Collected data
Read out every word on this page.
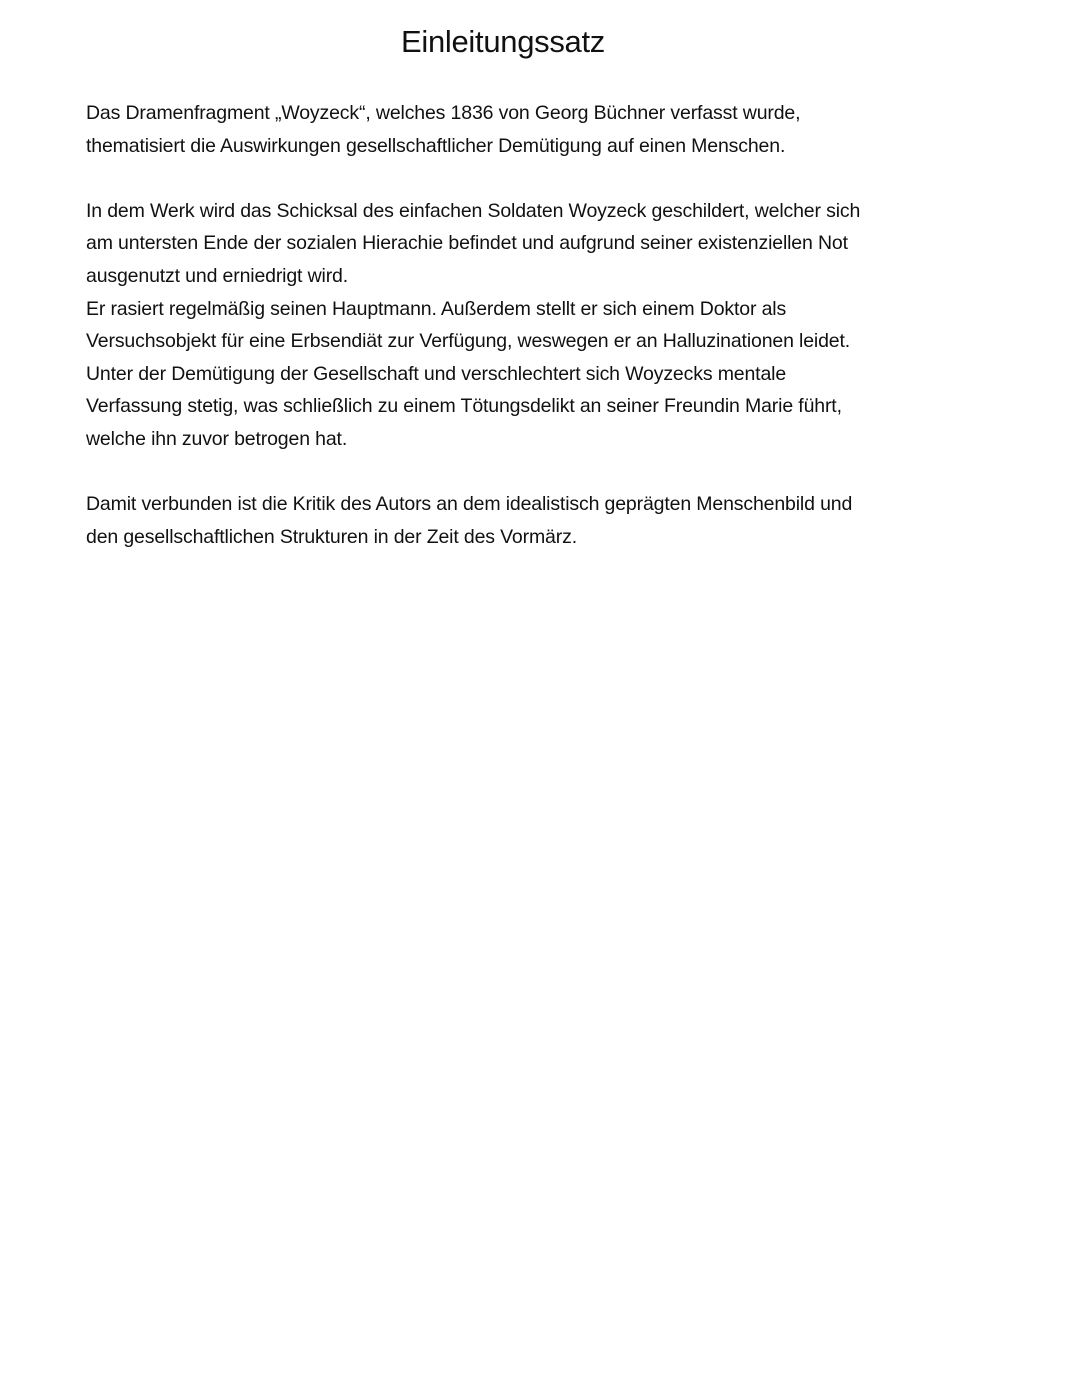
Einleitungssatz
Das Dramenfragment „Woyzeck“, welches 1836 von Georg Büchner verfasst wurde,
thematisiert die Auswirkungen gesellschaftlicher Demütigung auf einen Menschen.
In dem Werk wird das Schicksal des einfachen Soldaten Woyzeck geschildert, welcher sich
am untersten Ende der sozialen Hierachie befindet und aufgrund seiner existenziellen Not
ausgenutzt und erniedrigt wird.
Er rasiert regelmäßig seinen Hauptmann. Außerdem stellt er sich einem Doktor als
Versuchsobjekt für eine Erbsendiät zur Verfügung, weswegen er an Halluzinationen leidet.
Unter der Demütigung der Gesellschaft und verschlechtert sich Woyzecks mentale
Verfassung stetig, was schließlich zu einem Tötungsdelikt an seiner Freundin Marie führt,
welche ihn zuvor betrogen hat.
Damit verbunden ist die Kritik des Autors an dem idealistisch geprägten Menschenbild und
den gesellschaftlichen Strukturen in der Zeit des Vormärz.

▸ Exercise goal: Give back all entries exactly. No pictures belong in the copy.

▸ Response to this exercise:
Read out every word on this page.
Einleitungssatz
Das Dramenfragment „Woyzeck“, welches 1836 von Georg Büchner verfasst wurde,
thematisiert die Auswirkungen gesellschaftlicher Demütigung auf einen Menschen.
In dem Werk wird das Schicksal des einfachen Soldaten Woyzeck geschildert, welcher sich
am untersten Ende der sozialen Hierachie befindet und aufgrund seiner existenziellen Not
ausgenutzt und erniedrigt wird.
Er rasiert regelmäßig seinen Hauptmann. Außerdem stellt er sich einem Doktor als
Versuchsobjekt für eine Erbsendiät zur Verfügung, weswegen er an Halluzinationen leidet.
Unter der Demütigung der Gesellschaft und verschlechtert sich Woyzecks mentale
Verfassung stetig, was schließlich zu einem Tötungsdelikt an seiner Freundin Marie führt,
welche ihn zuvor betrogen hat.
Damit verbunden ist die Kritik des Autors an dem idealistisch geprägten Menschenbild und
den gesellschaftlichen Strukturen in der Zeit des Vormärz.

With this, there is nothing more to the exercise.